YOUR TASK:
Copy every one of the rows below, keeping each character, space and number unchanged.
————————
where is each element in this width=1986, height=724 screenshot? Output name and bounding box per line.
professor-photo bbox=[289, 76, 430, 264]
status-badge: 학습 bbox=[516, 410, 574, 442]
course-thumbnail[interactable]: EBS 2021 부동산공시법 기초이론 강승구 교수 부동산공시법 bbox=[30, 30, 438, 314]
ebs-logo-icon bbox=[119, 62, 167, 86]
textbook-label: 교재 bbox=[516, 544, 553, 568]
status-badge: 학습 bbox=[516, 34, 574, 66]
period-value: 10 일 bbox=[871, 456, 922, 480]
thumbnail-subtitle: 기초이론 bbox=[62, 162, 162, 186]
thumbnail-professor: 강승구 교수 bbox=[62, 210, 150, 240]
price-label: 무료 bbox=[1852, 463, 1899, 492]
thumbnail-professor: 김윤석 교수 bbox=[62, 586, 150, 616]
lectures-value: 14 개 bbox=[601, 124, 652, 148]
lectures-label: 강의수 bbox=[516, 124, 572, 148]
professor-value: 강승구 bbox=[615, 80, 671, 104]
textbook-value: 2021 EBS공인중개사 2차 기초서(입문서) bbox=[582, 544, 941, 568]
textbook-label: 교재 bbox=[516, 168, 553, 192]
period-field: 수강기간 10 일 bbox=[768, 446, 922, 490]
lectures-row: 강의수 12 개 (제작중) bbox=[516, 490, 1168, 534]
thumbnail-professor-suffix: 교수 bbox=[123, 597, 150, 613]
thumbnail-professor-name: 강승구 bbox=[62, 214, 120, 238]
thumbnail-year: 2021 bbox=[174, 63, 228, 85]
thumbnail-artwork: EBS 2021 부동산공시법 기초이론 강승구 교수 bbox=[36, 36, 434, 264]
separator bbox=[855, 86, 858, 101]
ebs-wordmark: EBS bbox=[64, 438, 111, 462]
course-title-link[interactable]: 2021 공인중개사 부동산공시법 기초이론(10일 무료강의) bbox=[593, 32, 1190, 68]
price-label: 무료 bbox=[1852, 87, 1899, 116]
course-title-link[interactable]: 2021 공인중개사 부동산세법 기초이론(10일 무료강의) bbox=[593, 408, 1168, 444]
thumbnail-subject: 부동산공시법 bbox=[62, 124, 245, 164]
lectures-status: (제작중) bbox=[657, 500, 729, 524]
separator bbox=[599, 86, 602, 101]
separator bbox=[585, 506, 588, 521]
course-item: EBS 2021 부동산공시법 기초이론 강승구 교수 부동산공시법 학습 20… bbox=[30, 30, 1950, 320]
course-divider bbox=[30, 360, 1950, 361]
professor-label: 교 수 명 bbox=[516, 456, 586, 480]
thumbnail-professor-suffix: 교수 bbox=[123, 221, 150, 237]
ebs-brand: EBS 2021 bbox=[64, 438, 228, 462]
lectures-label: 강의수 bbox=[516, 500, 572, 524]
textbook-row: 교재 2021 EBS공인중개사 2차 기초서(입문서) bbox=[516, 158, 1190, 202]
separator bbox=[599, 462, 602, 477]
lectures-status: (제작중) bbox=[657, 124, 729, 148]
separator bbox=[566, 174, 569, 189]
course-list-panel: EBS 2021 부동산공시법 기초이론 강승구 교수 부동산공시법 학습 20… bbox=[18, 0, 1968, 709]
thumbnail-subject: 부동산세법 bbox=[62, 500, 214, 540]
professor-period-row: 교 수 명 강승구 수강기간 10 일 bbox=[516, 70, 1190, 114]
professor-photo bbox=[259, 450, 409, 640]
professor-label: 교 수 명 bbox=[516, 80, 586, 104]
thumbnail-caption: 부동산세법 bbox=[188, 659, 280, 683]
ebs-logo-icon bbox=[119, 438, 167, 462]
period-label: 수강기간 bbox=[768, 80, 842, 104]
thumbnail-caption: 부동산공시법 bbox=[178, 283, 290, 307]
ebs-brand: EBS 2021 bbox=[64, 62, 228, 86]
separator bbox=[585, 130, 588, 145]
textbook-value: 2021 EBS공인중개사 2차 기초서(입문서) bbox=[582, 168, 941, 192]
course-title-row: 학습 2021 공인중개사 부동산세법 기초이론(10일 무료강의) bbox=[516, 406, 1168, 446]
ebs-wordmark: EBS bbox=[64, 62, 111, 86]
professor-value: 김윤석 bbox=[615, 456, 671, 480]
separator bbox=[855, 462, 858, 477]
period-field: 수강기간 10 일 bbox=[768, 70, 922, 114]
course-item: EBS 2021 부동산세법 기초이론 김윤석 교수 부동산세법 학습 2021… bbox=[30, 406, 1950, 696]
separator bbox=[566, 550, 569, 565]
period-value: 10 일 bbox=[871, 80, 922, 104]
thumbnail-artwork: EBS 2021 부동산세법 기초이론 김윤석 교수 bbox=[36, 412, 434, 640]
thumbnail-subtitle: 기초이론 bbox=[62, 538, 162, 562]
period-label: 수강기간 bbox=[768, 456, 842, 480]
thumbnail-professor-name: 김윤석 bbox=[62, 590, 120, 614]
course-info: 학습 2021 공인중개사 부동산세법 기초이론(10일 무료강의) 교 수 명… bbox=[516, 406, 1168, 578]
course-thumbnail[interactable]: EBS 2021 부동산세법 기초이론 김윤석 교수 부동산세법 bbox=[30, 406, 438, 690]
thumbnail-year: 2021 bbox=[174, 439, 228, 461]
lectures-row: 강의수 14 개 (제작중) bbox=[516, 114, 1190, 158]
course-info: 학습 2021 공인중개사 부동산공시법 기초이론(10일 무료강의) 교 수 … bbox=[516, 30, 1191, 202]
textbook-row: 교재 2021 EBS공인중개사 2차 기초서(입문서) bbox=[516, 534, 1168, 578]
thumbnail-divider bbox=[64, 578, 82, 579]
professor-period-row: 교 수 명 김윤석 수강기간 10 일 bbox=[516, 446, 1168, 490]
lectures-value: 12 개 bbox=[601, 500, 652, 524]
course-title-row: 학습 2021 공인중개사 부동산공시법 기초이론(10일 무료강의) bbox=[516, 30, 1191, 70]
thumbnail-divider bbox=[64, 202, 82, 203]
————————
RESPONSE FOR THIS EXERCISE:
where is each element in this width=1986, height=724 screenshot? Output name and bounding box per line.
professor-photo bbox=[289, 76, 430, 264]
status-badge: 학습 bbox=[516, 410, 574, 442]
course-thumbnail[interactable]: EBS 2021 부동산공시법 기초이론 강승구 교수 부동산공시법 bbox=[30, 30, 438, 314]
ebs-logo-icon bbox=[119, 62, 167, 86]
textbook-label: 교재 bbox=[516, 544, 553, 568]
status-badge: 학습 bbox=[516, 34, 574, 66]
period-value: 10 일 bbox=[871, 456, 922, 480]
thumbnail-subtitle: 기초이론 bbox=[62, 162, 162, 186]
thumbnail-professor: 강승구 교수 bbox=[62, 210, 150, 240]
price-label: 무료 bbox=[1852, 463, 1899, 492]
thumbnail-professor: 김윤석 교수 bbox=[62, 586, 150, 616]
lectures-value: 14 개 bbox=[601, 124, 652, 148]
lectures-label: 강의수 bbox=[516, 124, 572, 148]
professor-value: 강승구 bbox=[615, 80, 671, 104]
textbook-value: 2021 EBS공인중개사 2차 기초서(입문서) bbox=[582, 544, 941, 568]
textbook-label: 교재 bbox=[516, 168, 553, 192]
period-field: 수강기간 10 일 bbox=[768, 446, 922, 490]
lectures-row: 강의수 12 개 (제작중) bbox=[516, 490, 1168, 534]
thumbnail-professor-suffix: 교수 bbox=[123, 597, 150, 613]
thumbnail-professor-name: 강승구 bbox=[62, 214, 120, 238]
thumbnail-year: 2021 bbox=[174, 63, 228, 85]
thumbnail-artwork: EBS 2021 부동산공시법 기초이론 강승구 교수 bbox=[36, 36, 434, 264]
separator bbox=[855, 86, 858, 101]
ebs-wordmark: EBS bbox=[64, 438, 111, 462]
course-title-link[interactable]: 2021 공인중개사 부동산공시법 기초이론(10일 무료강의) bbox=[593, 32, 1190, 68]
price-label: 무료 bbox=[1852, 87, 1899, 116]
course-title-link[interactable]: 2021 공인중개사 부동산세법 기초이론(10일 무료강의) bbox=[593, 408, 1168, 444]
thumbnail-subject: 부동산공시법 bbox=[62, 124, 245, 164]
lectures-status: (제작중) bbox=[657, 500, 729, 524]
separator bbox=[599, 86, 602, 101]
separator bbox=[585, 506, 588, 521]
course-item: EBS 2021 부동산공시법 기초이론 강승구 교수 부동산공시법 학습 20… bbox=[30, 30, 1950, 320]
course-divider bbox=[30, 360, 1950, 361]
professor-label: 교 수 명 bbox=[516, 456, 586, 480]
thumbnail-professor-suffix: 교수 bbox=[123, 221, 150, 237]
ebs-brand: EBS 2021 bbox=[64, 438, 228, 462]
lectures-label: 강의수 bbox=[516, 500, 572, 524]
textbook-row: 교재 2021 EBS공인중개사 2차 기초서(입문서) bbox=[516, 158, 1190, 202]
separator bbox=[599, 462, 602, 477]
lectures-status: (제작중) bbox=[657, 124, 729, 148]
separator bbox=[566, 174, 569, 189]
course-list-panel: EBS 2021 부동산공시법 기초이론 강승구 교수 부동산공시법 학습 20… bbox=[18, 0, 1968, 709]
thumbnail-subject: 부동산세법 bbox=[62, 500, 214, 540]
professor-period-row: 교 수 명 강승구 수강기간 10 일 bbox=[516, 70, 1190, 114]
professor-photo bbox=[259, 450, 409, 640]
professor-label: 교 수 명 bbox=[516, 80, 586, 104]
thumbnail-caption: 부동산세법 bbox=[188, 659, 280, 683]
ebs-logo-icon bbox=[119, 438, 167, 462]
period-label: 수강기간 bbox=[768, 80, 842, 104]
thumbnail-caption: 부동산공시법 bbox=[178, 283, 290, 307]
ebs-brand: EBS 2021 bbox=[64, 62, 228, 86]
separator bbox=[585, 130, 588, 145]
textbook-value: 2021 EBS공인중개사 2차 기초서(입문서) bbox=[582, 168, 941, 192]
course-title-row: 학습 2021 공인중개사 부동산세법 기초이론(10일 무료강의) bbox=[516, 406, 1168, 446]
ebs-wordmark: EBS bbox=[64, 62, 111, 86]
professor-value: 김윤석 bbox=[615, 456, 671, 480]
separator bbox=[855, 462, 858, 477]
period-field: 수강기간 10 일 bbox=[768, 70, 922, 114]
course-item: EBS 2021 부동산세법 기초이론 김윤석 교수 부동산세법 학습 2021… bbox=[30, 406, 1950, 696]
separator bbox=[566, 550, 569, 565]
period-value: 10 일 bbox=[871, 80, 922, 104]
thumbnail-artwork: EBS 2021 부동산세법 기초이론 김윤석 교수 bbox=[36, 412, 434, 640]
thumbnail-subtitle: 기초이론 bbox=[62, 538, 162, 562]
period-label: 수강기간 bbox=[768, 456, 842, 480]
thumbnail-professor-name: 김윤석 bbox=[62, 590, 120, 614]
course-info: 학습 2021 공인중개사 부동산세법 기초이론(10일 무료강의) 교 수 명… bbox=[516, 406, 1168, 578]
course-thumbnail[interactable]: EBS 2021 부동산세법 기초이론 김윤석 교수 부동산세법 bbox=[30, 406, 438, 690]
thumbnail-year: 2021 bbox=[174, 439, 228, 461]
lectures-row: 강의수 14 개 (제작중) bbox=[516, 114, 1190, 158]
course-info: 학습 2021 공인중개사 부동산공시법 기초이론(10일 무료강의) 교 수 … bbox=[516, 30, 1191, 202]
textbook-row: 교재 2021 EBS공인중개사 2차 기초서(입문서) bbox=[516, 534, 1168, 578]
thumbnail-divider bbox=[64, 578, 82, 579]
professor-period-row: 교 수 명 김윤석 수강기간 10 일 bbox=[516, 446, 1168, 490]
lectures-value: 12 개 bbox=[601, 500, 652, 524]
course-title-row: 학습 2021 공인중개사 부동산공시법 기초이론(10일 무료강의) bbox=[516, 30, 1191, 70]
thumbnail-divider bbox=[64, 202, 82, 203]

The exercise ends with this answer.